● **Description of the task**
Rewrite the material starting at the line that has "Text: Mo. 06.05.2024" and stopping after the line that has "Bar — [451, 34, 522, 451]", with "Standard deviation" updated to "Std. deviation" and nothing else changed. Return only those lines.

● **Records for this exercise**

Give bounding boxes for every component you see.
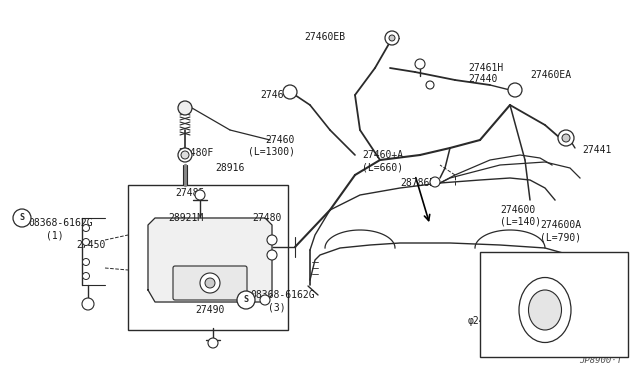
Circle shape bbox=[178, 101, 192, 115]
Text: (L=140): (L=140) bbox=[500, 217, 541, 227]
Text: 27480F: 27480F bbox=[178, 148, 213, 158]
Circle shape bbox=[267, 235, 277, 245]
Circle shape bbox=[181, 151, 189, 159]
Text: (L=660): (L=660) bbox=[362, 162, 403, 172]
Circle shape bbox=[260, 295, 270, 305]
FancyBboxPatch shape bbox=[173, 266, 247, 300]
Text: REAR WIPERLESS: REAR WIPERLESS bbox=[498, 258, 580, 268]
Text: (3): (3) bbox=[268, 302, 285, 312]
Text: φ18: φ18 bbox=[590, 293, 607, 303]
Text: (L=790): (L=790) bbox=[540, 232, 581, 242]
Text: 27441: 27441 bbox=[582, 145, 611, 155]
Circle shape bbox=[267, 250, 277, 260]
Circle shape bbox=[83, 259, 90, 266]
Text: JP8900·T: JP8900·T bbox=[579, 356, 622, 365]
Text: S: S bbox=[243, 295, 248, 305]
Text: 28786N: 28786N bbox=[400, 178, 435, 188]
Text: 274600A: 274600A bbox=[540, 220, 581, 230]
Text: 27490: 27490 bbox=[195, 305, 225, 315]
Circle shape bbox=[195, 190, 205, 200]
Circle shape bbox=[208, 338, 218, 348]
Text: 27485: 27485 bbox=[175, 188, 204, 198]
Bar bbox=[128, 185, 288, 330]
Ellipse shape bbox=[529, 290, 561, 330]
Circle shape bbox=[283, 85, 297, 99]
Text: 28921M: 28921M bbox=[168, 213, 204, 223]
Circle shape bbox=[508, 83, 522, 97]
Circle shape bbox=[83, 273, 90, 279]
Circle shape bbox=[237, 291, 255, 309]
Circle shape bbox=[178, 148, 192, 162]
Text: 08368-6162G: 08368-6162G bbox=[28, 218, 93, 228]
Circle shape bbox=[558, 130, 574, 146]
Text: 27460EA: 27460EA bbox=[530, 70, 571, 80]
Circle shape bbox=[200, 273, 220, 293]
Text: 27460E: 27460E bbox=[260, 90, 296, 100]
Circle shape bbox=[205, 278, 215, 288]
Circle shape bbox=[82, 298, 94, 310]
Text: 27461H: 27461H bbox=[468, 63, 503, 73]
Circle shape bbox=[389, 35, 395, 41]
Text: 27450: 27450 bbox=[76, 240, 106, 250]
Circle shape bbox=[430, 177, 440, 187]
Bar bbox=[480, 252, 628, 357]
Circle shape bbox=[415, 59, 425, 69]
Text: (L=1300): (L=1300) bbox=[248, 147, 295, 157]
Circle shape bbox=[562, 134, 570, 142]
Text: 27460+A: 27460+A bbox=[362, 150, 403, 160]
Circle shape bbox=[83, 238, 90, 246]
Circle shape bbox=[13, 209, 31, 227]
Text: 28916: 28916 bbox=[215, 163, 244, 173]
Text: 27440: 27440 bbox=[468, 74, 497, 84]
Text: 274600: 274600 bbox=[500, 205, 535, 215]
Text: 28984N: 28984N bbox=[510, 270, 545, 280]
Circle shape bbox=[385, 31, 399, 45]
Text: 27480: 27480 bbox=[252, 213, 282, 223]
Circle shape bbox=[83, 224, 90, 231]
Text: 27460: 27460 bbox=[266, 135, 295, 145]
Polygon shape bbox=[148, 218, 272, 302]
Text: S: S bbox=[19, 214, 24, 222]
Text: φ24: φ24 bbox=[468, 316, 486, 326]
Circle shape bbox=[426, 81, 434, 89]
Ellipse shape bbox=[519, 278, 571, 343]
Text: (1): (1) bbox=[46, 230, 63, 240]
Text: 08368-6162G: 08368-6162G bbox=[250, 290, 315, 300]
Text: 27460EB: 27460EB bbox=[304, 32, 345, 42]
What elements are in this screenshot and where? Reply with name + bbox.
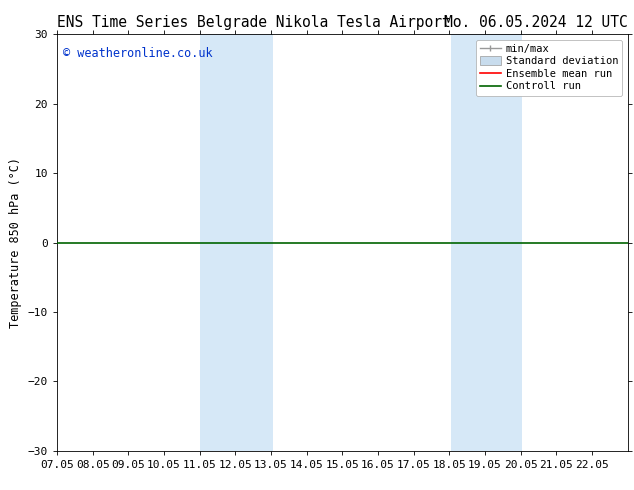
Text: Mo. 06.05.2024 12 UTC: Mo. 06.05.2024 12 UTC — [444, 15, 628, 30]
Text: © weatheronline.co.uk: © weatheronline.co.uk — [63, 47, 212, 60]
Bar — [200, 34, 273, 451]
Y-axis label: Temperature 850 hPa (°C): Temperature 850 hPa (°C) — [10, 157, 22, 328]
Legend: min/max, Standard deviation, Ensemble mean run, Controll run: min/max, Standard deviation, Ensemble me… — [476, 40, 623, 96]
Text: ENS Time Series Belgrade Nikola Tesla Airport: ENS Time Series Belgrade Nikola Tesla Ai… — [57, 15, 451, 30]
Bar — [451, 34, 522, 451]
---
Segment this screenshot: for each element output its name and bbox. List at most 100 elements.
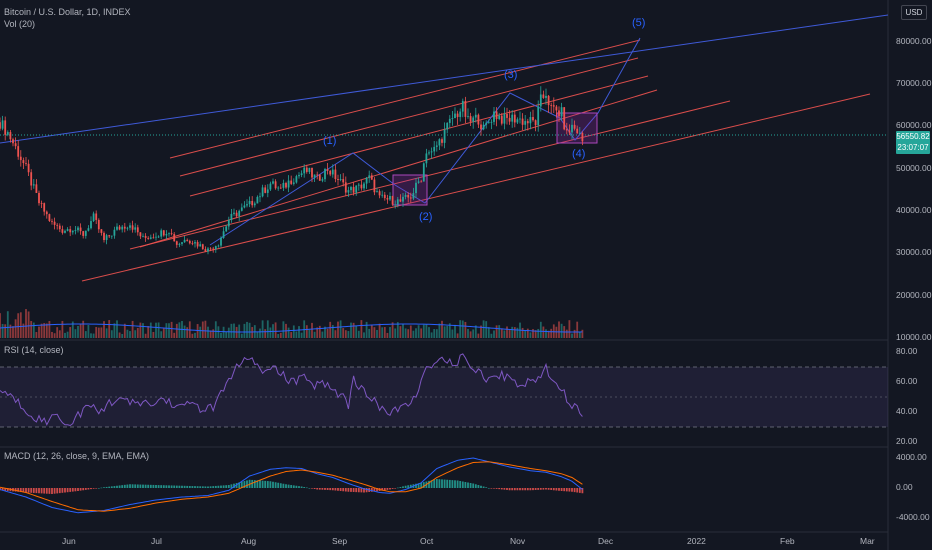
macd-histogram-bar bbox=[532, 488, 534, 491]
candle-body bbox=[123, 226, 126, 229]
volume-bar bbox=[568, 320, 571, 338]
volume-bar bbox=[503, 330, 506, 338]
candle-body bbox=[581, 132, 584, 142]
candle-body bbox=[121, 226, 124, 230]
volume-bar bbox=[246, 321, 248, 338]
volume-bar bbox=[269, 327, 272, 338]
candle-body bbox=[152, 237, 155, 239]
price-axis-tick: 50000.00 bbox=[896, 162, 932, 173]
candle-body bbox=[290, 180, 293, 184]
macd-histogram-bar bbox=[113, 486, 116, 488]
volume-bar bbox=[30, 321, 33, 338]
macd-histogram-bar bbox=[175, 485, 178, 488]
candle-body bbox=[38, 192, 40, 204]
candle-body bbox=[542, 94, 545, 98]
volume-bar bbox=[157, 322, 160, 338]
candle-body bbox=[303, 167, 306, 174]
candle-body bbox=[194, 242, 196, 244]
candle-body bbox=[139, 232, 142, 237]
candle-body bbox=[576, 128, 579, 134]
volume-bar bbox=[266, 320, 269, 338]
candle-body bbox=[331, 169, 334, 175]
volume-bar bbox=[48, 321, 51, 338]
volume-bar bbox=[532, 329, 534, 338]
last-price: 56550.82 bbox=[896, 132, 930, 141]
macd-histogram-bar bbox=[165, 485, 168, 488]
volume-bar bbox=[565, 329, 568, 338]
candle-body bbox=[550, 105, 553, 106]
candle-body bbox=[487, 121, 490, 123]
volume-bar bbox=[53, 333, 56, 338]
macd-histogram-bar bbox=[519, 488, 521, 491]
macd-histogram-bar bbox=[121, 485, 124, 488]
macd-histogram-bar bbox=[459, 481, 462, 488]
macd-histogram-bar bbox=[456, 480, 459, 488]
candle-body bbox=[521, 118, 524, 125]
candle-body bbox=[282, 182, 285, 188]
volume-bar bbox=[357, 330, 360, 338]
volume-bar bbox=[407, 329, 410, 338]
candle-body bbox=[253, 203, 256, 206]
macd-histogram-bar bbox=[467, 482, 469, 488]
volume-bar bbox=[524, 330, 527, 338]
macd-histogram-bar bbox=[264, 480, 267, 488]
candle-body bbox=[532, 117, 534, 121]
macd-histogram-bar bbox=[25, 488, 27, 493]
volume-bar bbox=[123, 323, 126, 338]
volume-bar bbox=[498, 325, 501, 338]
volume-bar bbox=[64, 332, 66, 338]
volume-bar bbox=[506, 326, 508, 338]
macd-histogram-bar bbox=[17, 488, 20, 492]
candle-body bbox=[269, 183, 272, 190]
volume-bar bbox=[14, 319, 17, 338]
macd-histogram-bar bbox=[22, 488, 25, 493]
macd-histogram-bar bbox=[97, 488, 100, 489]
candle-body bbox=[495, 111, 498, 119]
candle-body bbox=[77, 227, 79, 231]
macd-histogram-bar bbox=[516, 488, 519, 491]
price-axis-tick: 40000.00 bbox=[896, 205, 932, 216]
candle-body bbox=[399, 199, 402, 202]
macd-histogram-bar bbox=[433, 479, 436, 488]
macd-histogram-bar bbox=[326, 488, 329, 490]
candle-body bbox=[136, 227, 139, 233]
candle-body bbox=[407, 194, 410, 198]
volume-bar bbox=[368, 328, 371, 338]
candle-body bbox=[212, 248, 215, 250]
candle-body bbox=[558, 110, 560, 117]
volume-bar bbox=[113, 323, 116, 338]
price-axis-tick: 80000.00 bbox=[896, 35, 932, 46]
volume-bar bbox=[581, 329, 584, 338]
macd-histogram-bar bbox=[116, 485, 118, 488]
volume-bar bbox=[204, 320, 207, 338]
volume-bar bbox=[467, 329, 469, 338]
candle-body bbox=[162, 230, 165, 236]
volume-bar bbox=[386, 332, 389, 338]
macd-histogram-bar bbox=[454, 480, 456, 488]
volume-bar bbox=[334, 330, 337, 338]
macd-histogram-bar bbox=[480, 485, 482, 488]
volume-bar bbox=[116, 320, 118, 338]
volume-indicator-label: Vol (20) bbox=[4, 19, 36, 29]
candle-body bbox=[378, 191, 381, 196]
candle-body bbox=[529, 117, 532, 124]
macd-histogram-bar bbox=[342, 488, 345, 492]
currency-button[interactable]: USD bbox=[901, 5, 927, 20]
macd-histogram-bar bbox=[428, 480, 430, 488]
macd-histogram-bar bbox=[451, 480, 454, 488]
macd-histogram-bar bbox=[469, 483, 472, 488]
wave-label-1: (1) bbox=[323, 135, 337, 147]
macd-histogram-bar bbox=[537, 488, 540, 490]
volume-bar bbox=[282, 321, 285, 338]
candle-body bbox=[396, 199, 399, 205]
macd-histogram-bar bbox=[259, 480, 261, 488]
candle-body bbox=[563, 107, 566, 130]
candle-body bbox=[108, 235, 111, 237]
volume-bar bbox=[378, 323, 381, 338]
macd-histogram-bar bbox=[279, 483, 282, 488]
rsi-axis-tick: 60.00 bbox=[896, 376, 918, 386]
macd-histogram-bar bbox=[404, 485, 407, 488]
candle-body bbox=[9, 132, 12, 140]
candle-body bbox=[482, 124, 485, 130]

● **The reply**
Text: Mo. 06.05.2024 12 UTC: Mo. 06.05.2024 12 UTC — [444, 15, 628, 30]
Text: © weatheronline.co.uk: © weatheronline.co.uk — [63, 47, 212, 60]
Bar — [200, 34, 273, 451]
Y-axis label: Temperature 850 hPa (°C): Temperature 850 hPa (°C) — [10, 157, 22, 328]
Legend: min/max, Std. deviation, Ensemble mean run, Controll run: min/max, Std. deviation, Ensemble me… — [476, 40, 623, 96]
Text: ENS Time Series Belgrade Nikola Tesla Airport: ENS Time Series Belgrade Nikola Tesla Ai… — [57, 15, 451, 30]
Bar — [451, 34, 522, 451]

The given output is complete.